● **TASK TO COMPLETE**
Copy everything in the material below without changes, from the line containing "data-point [127, 689, 135, 697]" down to the line containing "data-point [263, 592, 271, 600]", both of those lines included.

● **LISTING**
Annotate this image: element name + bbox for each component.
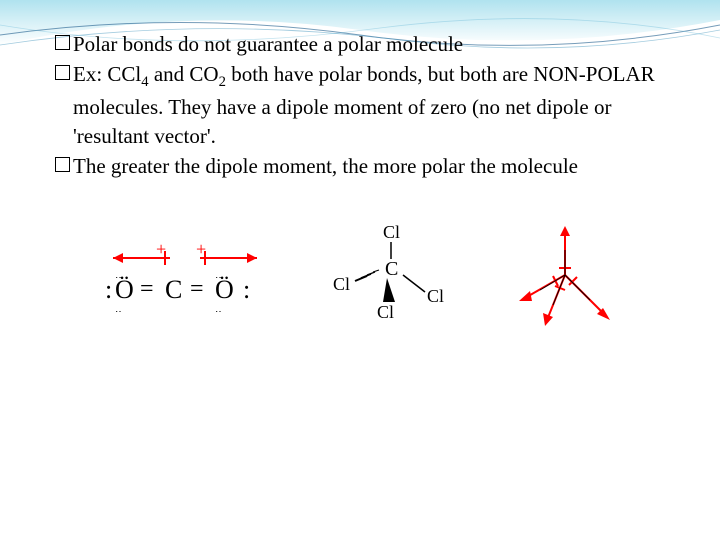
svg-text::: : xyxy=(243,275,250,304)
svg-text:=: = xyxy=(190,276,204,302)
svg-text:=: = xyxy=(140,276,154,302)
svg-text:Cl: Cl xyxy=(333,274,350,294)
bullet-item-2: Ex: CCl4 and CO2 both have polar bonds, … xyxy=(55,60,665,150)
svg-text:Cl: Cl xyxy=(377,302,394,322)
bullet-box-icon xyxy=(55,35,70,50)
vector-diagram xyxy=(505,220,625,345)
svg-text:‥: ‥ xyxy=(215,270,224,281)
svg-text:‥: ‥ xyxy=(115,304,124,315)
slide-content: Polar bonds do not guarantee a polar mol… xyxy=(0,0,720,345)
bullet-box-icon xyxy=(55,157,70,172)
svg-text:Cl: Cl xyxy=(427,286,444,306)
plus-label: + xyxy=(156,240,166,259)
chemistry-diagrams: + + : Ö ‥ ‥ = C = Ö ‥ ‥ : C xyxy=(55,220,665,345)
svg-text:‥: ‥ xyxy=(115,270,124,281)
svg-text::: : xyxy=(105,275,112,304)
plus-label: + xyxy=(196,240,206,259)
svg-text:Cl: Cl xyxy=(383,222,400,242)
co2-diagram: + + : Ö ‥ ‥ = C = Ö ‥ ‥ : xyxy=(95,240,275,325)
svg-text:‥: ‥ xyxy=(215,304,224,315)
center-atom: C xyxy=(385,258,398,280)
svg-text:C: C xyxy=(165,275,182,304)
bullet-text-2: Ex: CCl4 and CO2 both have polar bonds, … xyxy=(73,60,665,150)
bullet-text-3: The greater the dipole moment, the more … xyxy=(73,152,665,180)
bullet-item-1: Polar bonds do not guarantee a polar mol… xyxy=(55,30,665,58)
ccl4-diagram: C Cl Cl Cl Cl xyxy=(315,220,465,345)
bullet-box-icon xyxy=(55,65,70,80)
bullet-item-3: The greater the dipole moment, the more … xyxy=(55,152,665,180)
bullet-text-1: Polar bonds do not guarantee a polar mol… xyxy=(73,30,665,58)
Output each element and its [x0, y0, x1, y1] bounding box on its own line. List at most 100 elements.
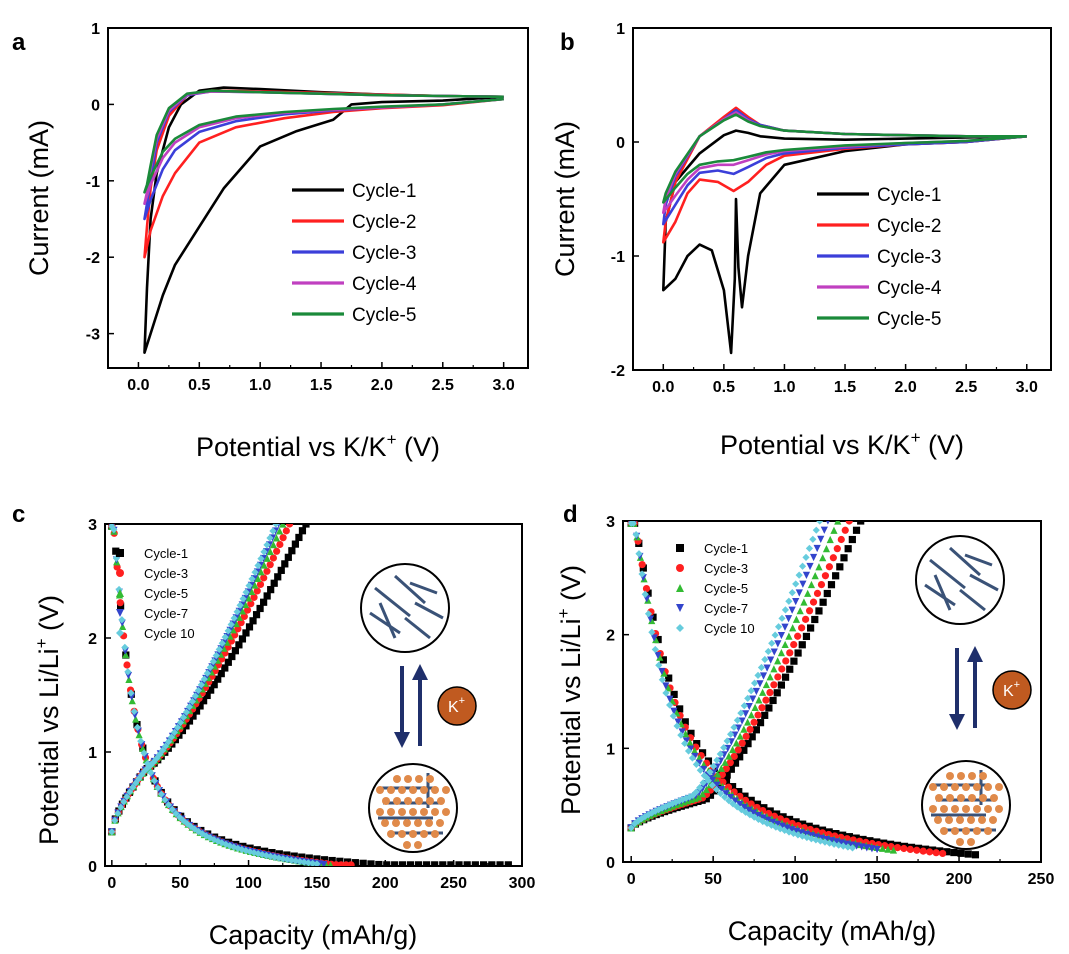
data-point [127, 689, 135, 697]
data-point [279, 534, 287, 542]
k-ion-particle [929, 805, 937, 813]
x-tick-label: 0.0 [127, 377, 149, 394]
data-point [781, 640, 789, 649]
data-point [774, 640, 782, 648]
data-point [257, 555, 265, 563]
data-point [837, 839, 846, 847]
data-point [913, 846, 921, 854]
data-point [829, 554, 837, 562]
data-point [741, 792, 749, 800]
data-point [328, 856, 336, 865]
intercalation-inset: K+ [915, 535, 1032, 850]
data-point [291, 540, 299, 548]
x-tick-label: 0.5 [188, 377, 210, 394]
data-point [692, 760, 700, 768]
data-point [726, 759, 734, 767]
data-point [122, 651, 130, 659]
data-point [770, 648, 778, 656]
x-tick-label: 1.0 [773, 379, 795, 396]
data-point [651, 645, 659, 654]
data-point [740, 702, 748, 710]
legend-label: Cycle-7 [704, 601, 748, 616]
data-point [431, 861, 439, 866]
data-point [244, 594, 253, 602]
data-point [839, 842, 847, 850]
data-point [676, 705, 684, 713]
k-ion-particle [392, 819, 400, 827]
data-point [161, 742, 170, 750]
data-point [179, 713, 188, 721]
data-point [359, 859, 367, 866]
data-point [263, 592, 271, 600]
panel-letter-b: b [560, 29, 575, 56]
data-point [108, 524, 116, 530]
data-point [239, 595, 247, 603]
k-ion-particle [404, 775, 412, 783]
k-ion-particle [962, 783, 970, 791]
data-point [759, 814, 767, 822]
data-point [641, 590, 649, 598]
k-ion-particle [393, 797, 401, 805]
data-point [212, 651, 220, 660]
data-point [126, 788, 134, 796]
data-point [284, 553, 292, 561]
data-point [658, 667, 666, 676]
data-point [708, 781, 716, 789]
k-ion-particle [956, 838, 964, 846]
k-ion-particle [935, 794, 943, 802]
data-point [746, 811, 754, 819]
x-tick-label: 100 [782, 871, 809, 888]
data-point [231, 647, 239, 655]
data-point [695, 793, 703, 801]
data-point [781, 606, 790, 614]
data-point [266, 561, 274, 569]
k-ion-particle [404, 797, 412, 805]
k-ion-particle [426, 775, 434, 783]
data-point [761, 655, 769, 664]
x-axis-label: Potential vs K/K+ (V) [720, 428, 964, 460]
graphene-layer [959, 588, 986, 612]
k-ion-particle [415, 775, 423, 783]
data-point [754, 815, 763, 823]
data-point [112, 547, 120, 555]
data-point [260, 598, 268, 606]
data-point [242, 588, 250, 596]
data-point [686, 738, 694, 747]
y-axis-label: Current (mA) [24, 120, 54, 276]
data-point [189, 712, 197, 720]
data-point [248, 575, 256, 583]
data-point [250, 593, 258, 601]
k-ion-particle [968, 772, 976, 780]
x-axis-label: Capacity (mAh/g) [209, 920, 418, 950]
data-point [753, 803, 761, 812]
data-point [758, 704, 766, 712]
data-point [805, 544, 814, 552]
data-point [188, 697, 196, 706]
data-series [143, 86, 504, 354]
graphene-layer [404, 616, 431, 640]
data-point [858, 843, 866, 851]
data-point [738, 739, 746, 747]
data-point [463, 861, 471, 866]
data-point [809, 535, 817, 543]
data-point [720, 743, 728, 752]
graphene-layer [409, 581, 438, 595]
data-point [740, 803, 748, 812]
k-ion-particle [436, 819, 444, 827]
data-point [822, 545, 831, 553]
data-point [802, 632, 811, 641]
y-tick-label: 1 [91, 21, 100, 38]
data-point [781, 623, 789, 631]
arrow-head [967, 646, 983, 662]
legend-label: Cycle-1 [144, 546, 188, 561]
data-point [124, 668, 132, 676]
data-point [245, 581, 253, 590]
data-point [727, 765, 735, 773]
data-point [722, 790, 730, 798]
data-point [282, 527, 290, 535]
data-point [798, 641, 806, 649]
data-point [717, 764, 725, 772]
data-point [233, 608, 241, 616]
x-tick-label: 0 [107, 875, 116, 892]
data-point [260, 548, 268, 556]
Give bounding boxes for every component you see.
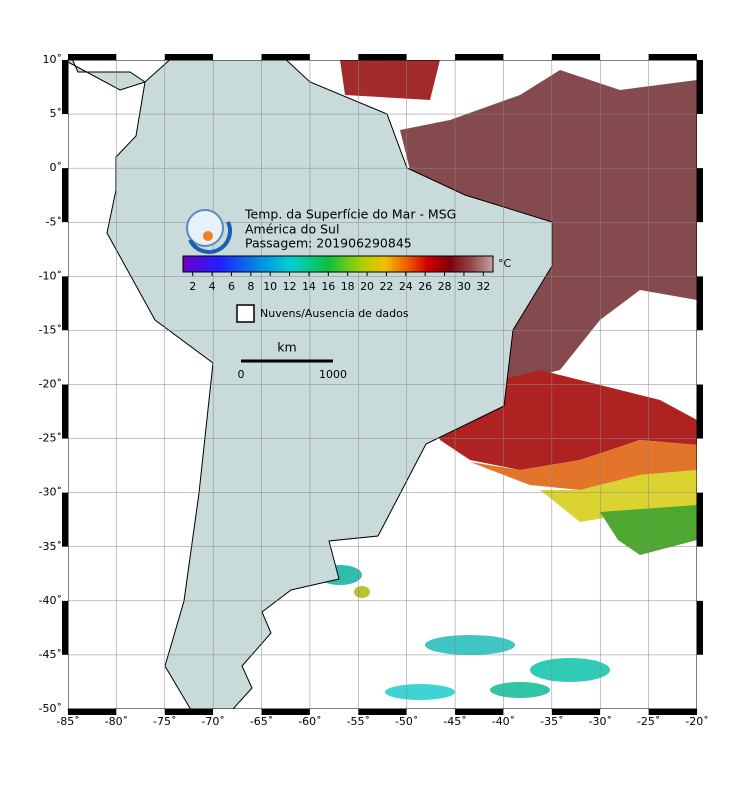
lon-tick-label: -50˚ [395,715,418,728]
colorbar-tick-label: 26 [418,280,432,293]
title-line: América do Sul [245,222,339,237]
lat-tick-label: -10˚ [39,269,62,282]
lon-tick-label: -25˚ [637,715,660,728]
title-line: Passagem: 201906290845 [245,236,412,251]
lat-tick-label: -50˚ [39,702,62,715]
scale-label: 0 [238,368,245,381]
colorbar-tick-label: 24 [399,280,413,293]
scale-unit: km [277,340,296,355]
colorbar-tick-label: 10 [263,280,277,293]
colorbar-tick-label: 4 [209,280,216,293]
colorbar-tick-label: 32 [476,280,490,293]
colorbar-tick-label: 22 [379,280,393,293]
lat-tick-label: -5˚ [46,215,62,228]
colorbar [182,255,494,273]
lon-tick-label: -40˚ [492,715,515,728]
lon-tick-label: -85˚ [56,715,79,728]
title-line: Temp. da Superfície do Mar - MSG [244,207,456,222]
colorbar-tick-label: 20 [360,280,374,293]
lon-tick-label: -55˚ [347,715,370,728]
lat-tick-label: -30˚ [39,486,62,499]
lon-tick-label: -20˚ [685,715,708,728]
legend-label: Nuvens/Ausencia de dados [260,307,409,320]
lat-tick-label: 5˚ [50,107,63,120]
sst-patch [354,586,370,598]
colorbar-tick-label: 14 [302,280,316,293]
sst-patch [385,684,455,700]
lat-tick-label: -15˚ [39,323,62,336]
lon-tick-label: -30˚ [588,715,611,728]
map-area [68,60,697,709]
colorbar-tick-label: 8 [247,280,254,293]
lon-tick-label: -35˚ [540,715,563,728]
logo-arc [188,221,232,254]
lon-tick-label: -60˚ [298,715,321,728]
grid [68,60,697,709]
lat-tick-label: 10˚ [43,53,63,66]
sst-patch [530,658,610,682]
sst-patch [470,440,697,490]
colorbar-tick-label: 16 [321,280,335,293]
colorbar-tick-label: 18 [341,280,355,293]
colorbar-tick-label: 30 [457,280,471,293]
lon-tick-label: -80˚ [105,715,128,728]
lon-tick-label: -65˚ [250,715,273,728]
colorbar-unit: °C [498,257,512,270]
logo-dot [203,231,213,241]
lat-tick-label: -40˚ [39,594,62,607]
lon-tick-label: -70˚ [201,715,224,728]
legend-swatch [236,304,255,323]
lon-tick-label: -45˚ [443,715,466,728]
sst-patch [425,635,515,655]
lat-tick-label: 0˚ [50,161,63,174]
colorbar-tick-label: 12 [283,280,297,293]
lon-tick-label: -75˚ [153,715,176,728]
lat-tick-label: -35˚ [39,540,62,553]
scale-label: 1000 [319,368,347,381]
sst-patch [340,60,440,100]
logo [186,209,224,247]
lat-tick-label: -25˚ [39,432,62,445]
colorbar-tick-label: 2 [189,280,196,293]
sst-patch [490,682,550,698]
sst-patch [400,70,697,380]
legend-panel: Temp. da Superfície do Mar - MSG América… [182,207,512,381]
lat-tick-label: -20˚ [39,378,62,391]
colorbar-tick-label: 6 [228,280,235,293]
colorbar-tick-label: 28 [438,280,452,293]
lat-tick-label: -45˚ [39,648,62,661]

● **ANSWER FOR THIS EXERCISE**
data-point [127, 689, 135, 697]
data-point [279, 534, 287, 542]
k-ion-particle [929, 805, 937, 813]
x-tick-label: 0.0 [127, 377, 149, 394]
data-point [781, 640, 789, 649]
data-point [774, 640, 782, 648]
data-point [257, 555, 265, 563]
data-point [837, 839, 846, 847]
data-point [913, 846, 921, 854]
data-point [829, 554, 837, 562]
data-point [741, 792, 749, 800]
data-point [328, 856, 336, 865]
intercalation-inset: K+ [915, 535, 1032, 850]
data-point [291, 540, 299, 548]
x-tick-label: 0.5 [188, 377, 210, 394]
data-point [692, 760, 700, 768]
data-point [726, 759, 734, 767]
data-point [122, 651, 130, 659]
data-point [770, 648, 778, 656]
x-tick-label: 1.0 [773, 379, 795, 396]
data-point [651, 645, 659, 654]
data-point [740, 702, 748, 710]
legend-label: Cycle-7 [704, 601, 748, 616]
data-point [431, 861, 439, 866]
data-point [244, 594, 253, 602]
data-point [839, 842, 847, 850]
data-point [676, 705, 684, 713]
k-ion-particle [392, 819, 400, 827]
data-point [161, 742, 170, 750]
data-point [179, 713, 188, 721]
data-point [359, 859, 367, 866]
data-point [263, 592, 271, 600]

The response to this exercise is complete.